__WHAT YOU NEED TO DO__
Go through the data below. Pull out every line that has the word "display".

============

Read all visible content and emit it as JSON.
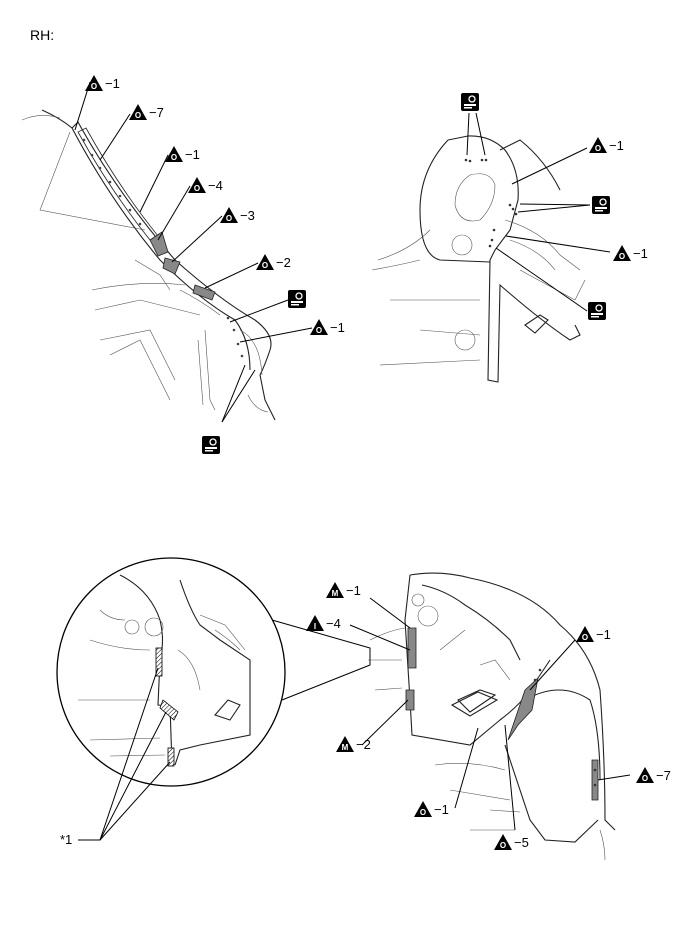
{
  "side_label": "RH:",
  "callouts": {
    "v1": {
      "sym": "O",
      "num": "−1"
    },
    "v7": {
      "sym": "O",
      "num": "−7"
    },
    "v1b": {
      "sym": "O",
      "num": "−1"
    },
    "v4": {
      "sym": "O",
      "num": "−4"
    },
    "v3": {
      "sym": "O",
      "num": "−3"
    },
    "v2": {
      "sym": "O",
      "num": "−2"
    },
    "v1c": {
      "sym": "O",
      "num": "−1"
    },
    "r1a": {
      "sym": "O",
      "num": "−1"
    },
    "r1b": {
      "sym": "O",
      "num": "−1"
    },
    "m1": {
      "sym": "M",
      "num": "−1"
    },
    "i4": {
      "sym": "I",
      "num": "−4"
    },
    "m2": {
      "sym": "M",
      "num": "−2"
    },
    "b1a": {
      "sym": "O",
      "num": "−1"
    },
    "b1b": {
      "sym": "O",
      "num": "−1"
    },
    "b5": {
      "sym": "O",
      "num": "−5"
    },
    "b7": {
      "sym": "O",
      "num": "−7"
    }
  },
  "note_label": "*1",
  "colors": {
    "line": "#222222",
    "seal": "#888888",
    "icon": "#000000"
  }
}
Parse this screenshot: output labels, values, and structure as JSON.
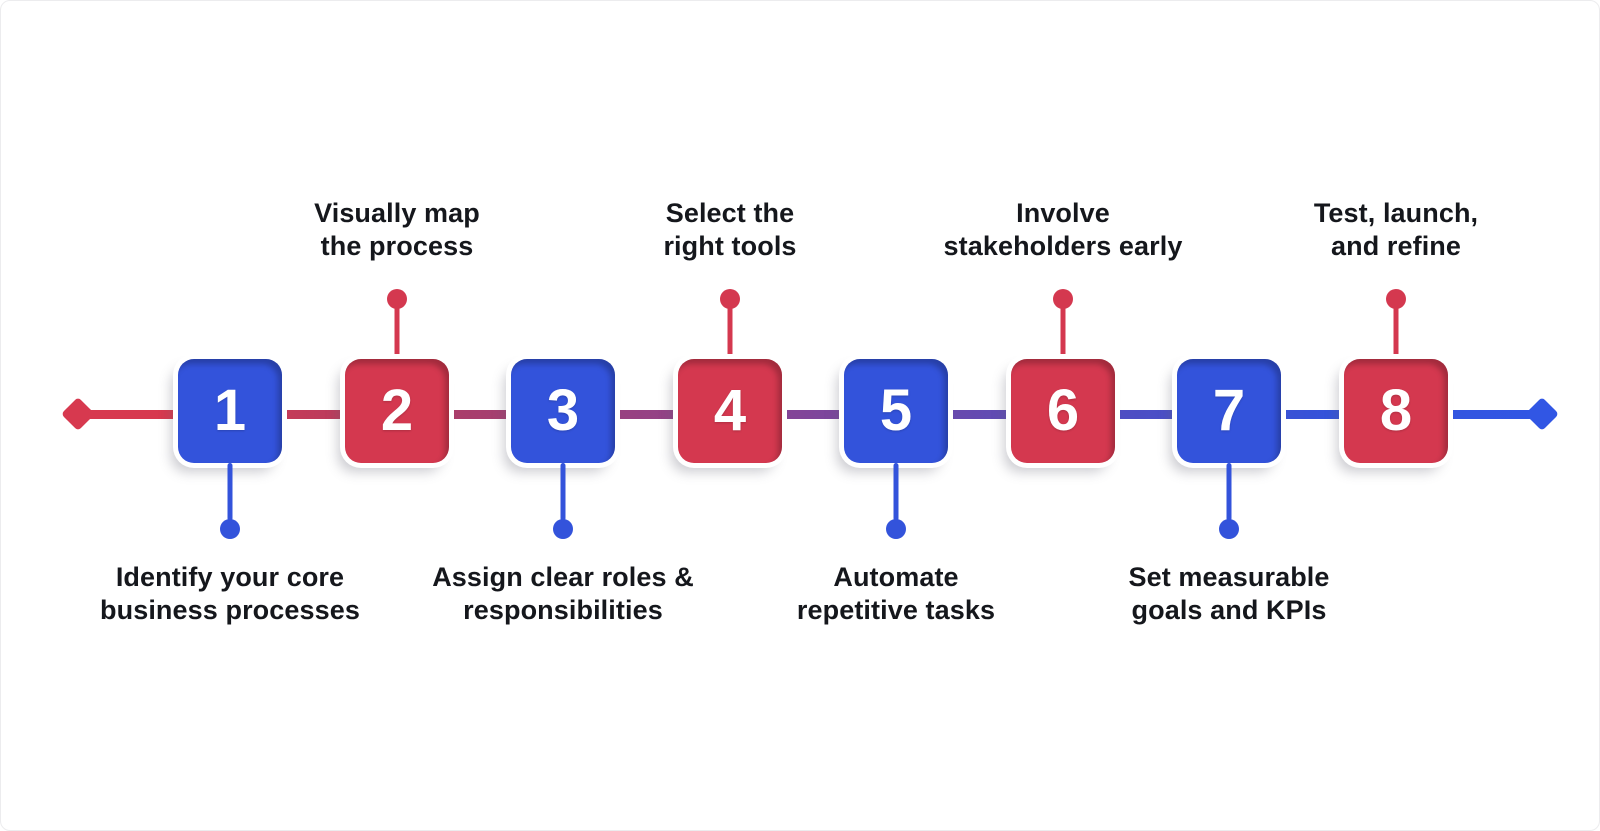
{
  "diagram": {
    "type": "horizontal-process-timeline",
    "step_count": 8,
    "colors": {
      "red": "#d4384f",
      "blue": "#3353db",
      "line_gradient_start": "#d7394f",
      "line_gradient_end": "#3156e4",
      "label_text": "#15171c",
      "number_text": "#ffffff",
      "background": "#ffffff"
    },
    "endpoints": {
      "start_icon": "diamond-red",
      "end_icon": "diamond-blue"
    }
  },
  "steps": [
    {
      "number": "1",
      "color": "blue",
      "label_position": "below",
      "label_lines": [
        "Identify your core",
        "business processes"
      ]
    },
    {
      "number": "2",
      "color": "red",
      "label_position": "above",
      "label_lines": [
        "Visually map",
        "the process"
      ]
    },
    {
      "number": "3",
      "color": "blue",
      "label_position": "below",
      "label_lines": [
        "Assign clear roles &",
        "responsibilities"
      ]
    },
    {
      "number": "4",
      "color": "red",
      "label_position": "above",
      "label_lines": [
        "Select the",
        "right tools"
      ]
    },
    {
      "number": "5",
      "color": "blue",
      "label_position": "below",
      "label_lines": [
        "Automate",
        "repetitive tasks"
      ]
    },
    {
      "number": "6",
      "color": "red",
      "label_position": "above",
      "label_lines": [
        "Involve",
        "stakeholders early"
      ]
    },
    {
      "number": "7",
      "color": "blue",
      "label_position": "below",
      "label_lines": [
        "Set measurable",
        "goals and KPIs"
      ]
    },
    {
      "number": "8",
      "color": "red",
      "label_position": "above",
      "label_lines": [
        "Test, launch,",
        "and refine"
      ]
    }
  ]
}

============

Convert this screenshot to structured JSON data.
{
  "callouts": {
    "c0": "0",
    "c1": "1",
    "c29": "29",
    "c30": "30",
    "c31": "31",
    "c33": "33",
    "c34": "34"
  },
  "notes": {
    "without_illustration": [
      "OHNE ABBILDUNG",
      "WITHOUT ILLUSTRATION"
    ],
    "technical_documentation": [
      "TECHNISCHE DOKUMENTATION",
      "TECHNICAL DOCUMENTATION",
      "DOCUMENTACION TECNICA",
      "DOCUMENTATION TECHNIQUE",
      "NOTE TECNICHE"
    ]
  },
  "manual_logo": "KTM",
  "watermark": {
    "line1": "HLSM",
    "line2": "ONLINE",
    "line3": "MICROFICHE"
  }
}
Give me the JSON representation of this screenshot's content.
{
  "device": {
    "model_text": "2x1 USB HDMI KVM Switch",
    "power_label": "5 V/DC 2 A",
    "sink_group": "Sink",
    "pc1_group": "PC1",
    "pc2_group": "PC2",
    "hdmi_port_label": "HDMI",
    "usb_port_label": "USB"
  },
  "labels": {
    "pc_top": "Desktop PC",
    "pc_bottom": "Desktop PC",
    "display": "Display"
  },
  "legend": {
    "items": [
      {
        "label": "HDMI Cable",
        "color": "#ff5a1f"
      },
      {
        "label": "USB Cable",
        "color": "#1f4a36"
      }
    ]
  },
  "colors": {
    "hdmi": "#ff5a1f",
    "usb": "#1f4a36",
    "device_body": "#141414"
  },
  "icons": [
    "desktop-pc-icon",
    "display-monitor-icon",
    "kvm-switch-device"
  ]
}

============

__SOLUTION TO THIS PROBLEM__
    "display": "Display"
    "display-monitor-icon",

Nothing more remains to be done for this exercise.